What is required: Copy out all lines where "greater" appears.

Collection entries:
⟨
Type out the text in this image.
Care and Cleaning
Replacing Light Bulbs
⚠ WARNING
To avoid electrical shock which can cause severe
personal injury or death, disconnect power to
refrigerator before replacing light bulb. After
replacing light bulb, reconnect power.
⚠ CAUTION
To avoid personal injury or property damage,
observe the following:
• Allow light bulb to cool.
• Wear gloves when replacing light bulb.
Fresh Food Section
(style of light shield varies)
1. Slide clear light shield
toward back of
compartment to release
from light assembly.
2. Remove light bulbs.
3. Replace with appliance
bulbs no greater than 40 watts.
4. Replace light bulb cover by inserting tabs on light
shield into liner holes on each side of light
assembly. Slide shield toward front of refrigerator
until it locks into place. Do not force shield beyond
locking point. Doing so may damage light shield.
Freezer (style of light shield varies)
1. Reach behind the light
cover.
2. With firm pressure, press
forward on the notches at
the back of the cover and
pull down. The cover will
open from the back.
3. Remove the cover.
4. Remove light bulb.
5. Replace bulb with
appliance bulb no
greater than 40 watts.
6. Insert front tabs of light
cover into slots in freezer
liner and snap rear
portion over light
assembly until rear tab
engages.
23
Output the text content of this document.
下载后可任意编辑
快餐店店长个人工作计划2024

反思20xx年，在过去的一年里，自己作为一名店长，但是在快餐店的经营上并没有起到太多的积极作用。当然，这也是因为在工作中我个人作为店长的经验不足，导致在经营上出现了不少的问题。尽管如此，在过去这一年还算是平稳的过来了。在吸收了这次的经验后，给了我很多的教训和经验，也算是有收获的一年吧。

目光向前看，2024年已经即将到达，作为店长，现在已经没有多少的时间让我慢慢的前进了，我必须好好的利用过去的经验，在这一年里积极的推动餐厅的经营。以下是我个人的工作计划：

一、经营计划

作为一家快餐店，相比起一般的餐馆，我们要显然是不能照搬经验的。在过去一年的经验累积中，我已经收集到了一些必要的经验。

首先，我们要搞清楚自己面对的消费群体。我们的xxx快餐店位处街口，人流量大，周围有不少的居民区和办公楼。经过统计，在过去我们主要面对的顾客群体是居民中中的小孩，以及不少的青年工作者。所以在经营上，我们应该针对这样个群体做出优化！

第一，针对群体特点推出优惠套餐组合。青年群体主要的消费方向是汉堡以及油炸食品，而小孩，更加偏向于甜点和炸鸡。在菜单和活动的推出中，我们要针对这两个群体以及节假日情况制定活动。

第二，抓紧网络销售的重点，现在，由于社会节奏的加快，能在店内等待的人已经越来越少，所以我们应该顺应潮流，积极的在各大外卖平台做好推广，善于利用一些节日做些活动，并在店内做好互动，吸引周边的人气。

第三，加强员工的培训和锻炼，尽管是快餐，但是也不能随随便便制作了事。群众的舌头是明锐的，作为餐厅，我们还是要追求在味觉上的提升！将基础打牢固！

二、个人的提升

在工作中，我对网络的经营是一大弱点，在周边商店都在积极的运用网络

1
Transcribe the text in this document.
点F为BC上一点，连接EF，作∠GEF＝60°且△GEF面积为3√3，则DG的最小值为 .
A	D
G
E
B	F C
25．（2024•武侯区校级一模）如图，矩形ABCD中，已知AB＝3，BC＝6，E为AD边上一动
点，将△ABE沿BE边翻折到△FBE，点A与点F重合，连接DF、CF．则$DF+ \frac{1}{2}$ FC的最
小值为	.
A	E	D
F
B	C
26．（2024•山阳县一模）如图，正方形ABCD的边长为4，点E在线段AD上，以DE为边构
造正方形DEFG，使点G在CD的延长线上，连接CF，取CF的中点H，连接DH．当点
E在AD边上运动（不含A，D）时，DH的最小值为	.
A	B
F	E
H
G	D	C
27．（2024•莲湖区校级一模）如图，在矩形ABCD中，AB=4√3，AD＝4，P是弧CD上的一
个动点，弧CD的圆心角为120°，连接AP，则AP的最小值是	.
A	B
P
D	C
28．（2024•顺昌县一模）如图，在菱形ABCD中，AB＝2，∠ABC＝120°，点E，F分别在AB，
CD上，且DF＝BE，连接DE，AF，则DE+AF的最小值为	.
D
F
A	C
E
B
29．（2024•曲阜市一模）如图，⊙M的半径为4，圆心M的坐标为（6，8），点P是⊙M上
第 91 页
⟩
Problem solution:
bulbs no greater than 40 watts.
greater than 40 watts.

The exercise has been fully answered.